-------- Records for processing
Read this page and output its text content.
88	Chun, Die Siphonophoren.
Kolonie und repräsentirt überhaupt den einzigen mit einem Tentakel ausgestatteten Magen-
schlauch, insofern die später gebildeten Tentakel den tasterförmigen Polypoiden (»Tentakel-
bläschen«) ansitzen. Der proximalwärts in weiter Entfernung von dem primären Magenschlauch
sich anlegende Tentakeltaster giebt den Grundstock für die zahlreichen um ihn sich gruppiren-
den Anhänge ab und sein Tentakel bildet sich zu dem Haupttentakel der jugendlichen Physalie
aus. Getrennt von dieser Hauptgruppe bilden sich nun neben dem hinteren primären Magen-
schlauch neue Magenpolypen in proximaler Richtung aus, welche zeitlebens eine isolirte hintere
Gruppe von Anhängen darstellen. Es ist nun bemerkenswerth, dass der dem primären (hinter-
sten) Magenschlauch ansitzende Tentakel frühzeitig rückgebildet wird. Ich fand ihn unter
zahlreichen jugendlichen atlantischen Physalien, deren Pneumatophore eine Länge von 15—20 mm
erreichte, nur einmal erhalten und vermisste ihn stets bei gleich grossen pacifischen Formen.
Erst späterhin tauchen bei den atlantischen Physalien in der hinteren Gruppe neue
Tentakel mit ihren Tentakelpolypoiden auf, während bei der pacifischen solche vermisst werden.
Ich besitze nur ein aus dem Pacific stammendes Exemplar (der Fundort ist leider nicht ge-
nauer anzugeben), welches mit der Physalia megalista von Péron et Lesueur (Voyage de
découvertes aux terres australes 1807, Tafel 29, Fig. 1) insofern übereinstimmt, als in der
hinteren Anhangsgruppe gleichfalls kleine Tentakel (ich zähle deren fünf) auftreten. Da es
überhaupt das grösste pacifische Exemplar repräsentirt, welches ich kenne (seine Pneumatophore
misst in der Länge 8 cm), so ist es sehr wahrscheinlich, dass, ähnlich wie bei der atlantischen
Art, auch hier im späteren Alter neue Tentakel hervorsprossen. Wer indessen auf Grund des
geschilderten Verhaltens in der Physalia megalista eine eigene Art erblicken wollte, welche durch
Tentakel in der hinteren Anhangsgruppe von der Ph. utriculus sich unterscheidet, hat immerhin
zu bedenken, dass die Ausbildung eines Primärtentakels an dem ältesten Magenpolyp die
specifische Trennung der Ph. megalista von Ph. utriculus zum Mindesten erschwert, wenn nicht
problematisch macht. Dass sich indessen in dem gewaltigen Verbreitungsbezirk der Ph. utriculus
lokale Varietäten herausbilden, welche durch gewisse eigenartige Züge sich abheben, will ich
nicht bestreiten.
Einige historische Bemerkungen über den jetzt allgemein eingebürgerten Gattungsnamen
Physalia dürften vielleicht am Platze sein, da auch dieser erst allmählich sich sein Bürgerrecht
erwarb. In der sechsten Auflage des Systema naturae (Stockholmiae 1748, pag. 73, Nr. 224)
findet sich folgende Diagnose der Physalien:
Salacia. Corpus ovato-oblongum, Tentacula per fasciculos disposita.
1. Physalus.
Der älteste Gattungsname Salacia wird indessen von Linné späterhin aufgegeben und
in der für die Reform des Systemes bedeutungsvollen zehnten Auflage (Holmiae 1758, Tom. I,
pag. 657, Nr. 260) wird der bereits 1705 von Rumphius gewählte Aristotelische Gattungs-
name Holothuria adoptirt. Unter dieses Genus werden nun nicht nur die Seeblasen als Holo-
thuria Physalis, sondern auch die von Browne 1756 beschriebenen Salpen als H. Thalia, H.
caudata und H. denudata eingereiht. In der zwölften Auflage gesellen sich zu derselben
----------------
■ Given task
Everything in the listing above should be restated exactly.

■ The solution
Read this page and output its text content.
88	Chun, Die Siphonophoren.
Kolonie und repräsentirt überhaupt den einzigen mit einem Tentakel ausgestatteten Magen-
schlauch, insofern die später gebildeten Tentakel den tasterförmigen Polypoiden (»Tentakel-
bläschen«) ansitzen. Der proximalwärts in weiter Entfernung von dem primären Magenschlauch
sich anlegende Tentakeltaster giebt den Grundstock für die zahlreichen um ihn sich gruppiren-
den Anhänge ab und sein Tentakel bildet sich zu dem Haupttentakel der jugendlichen Physalie
aus. Getrennt von dieser Hauptgruppe bilden sich nun neben dem hinteren primären Magen-
schlauch neue Magenpolypen in proximaler Richtung aus, welche zeitlebens eine isolirte hintere
Gruppe von Anhängen darstellen. Es ist nun bemerkenswerth, dass der dem primären (hinter-
sten) Magenschlauch ansitzende Tentakel frühzeitig rückgebildet wird. Ich fand ihn unter
zahlreichen jugendlichen atlantischen Physalien, deren Pneumatophore eine Länge von 15—20 mm
erreichte, nur einmal erhalten und vermisste ihn stets bei gleich grossen pacifischen Formen.
Erst späterhin tauchen bei den atlantischen Physalien in der hinteren Gruppe neue
Tentakel mit ihren Tentakelpolypoiden auf, während bei der pacifischen solche vermisst werden.
Ich besitze nur ein aus dem Pacific stammendes Exemplar (der Fundort ist leider nicht ge-
nauer anzugeben), welches mit der Physalia megalista von Péron et Lesueur (Voyage de
découvertes aux terres australes 1807, Tafel 29, Fig. 1) insofern übereinstimmt, als in der
hinteren Anhangsgruppe gleichfalls kleine Tentakel (ich zähle deren fünf) auftreten. Da es
überhaupt das grösste pacifische Exemplar repräsentirt, welches ich kenne (seine Pneumatophore
misst in der Länge 8 cm), so ist es sehr wahrscheinlich, dass, ähnlich wie bei der atlantischen
Art, auch hier im späteren Alter neue Tentakel hervorsprossen. Wer indessen auf Grund des
geschilderten Verhaltens in der Physalia megalista eine eigene Art erblicken wollte, welche durch
Tentakel in der hinteren Anhangsgruppe von der Ph. utriculus sich unterscheidet, hat immerhin
zu bedenken, dass die Ausbildung eines Primärtentakels an dem ältesten Magenpolyp die
specifische Trennung der Ph. megalista von Ph. utriculus zum Mindesten erschwert, wenn nicht
problematisch macht. Dass sich indessen in dem gewaltigen Verbreitungsbezirk der Ph. utriculus
lokale Varietäten herausbilden, welche durch gewisse eigenartige Züge sich abheben, will ich
nicht bestreiten.
Einige historische Bemerkungen über den jetzt allgemein eingebürgerten Gattungsnamen
Physalia dürften vielleicht am Platze sein, da auch dieser erst allmählich sich sein Bürgerrecht
erwarb. In der sechsten Auflage des Systema naturae (Stockholmiae 1748, pag. 73, Nr. 224)
findet sich folgende Diagnose der Physalien:
Salacia. Corpus ovato-oblongum, Tentacula per fasciculos disposita.
1. Physalus.
Der älteste Gattungsname Salacia wird indessen von Linné späterhin aufgegeben und
in der für die Reform des Systemes bedeutungsvollen zehnten Auflage (Holmiae 1758, Tom. I,
pag. 657, Nr. 260) wird der bereits 1705 von Rumphius gewählte Aristotelische Gattungs-
name Holothuria adoptirt. Unter dieses Genus werden nun nicht nur die Seeblasen als Holo-
thuria Physalis, sondern auch die von Browne 1756 beschriebenen Salpen als H. Thalia, H.
caudata und H. denudata eingereiht. In der zwölften Auflage gesellen sich zu derselben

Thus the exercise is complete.